> _What you have to do_
Tally the lines below that contain the word "this", and give only that number.

(Collected data entries)
# # # #
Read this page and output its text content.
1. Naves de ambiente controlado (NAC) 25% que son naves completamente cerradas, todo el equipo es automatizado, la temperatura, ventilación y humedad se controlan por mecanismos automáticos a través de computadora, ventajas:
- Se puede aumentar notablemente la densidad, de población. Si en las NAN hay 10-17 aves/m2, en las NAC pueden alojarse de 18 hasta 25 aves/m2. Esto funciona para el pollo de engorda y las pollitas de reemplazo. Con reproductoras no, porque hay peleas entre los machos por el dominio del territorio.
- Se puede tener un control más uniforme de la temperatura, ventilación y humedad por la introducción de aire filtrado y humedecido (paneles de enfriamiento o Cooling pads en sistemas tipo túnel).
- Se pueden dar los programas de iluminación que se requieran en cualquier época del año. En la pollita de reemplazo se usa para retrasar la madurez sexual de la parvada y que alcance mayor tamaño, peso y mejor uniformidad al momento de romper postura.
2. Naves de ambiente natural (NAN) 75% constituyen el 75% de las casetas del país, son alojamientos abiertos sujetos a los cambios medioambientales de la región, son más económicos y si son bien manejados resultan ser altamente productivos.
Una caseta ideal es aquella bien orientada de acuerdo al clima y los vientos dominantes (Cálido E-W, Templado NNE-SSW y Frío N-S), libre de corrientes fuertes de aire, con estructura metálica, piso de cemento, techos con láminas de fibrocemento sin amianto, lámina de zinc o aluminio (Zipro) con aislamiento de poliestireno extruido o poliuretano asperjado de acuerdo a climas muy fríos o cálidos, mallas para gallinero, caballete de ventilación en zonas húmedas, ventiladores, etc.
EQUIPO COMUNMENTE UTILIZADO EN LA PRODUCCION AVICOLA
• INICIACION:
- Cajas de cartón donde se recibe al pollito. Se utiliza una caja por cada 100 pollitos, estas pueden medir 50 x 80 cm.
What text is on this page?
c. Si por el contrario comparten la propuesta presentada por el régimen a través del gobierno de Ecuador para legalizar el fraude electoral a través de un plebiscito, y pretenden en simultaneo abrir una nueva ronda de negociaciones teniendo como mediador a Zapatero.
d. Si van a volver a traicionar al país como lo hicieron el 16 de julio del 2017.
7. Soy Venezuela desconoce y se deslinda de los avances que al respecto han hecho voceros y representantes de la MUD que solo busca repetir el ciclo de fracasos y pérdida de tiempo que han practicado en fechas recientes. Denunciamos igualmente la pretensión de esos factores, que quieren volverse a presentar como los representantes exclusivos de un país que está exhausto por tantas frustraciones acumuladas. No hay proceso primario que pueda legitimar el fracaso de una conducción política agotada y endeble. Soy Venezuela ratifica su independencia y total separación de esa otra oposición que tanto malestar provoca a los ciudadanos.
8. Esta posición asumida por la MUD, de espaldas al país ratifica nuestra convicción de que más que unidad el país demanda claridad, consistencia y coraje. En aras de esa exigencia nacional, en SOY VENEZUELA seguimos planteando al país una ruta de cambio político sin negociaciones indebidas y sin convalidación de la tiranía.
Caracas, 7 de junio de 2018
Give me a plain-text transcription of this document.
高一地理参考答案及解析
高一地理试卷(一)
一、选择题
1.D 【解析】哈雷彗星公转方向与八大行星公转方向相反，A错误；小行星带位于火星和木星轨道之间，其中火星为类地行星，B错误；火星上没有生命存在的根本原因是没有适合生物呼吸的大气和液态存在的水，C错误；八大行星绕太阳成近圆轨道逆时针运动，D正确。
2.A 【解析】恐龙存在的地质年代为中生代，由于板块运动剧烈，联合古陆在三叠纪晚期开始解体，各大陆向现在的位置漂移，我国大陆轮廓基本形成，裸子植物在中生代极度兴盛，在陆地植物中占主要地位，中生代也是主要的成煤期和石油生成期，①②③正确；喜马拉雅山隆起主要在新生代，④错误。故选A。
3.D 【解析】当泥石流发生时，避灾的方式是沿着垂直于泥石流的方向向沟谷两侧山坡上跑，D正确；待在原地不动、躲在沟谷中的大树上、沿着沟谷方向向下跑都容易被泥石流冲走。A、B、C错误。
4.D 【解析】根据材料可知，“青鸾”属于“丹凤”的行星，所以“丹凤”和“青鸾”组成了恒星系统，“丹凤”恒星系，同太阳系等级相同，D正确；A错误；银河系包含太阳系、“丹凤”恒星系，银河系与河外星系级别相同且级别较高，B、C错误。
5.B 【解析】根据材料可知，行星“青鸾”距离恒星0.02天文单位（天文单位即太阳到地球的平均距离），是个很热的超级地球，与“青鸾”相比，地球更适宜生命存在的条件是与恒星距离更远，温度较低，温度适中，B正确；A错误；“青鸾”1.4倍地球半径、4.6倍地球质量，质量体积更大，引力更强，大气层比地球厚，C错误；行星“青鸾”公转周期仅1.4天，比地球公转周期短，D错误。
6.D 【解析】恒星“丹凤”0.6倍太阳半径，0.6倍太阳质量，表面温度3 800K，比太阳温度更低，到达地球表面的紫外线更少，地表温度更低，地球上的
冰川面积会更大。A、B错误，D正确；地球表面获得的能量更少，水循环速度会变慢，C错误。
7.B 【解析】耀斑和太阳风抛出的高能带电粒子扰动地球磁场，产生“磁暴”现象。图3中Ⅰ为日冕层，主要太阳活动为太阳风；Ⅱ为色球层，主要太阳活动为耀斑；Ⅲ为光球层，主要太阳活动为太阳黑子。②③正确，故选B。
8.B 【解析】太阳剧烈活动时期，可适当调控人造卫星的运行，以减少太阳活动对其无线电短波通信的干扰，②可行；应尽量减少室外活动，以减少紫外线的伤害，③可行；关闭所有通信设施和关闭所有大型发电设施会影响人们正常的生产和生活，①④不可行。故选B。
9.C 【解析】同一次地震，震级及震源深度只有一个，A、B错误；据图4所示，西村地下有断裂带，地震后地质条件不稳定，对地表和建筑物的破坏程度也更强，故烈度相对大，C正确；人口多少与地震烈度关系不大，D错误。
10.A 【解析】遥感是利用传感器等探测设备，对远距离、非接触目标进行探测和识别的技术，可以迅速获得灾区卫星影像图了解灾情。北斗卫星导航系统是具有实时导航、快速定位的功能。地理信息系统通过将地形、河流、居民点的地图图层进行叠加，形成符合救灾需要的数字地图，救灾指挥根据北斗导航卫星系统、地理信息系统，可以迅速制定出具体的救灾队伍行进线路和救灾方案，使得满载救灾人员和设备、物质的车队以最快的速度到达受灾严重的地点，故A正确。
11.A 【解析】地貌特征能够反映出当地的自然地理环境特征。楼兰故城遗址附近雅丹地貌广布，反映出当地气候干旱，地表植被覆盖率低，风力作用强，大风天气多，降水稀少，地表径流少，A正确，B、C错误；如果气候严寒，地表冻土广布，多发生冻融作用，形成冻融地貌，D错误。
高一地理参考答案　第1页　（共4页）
# # # #
> _Completed task_
3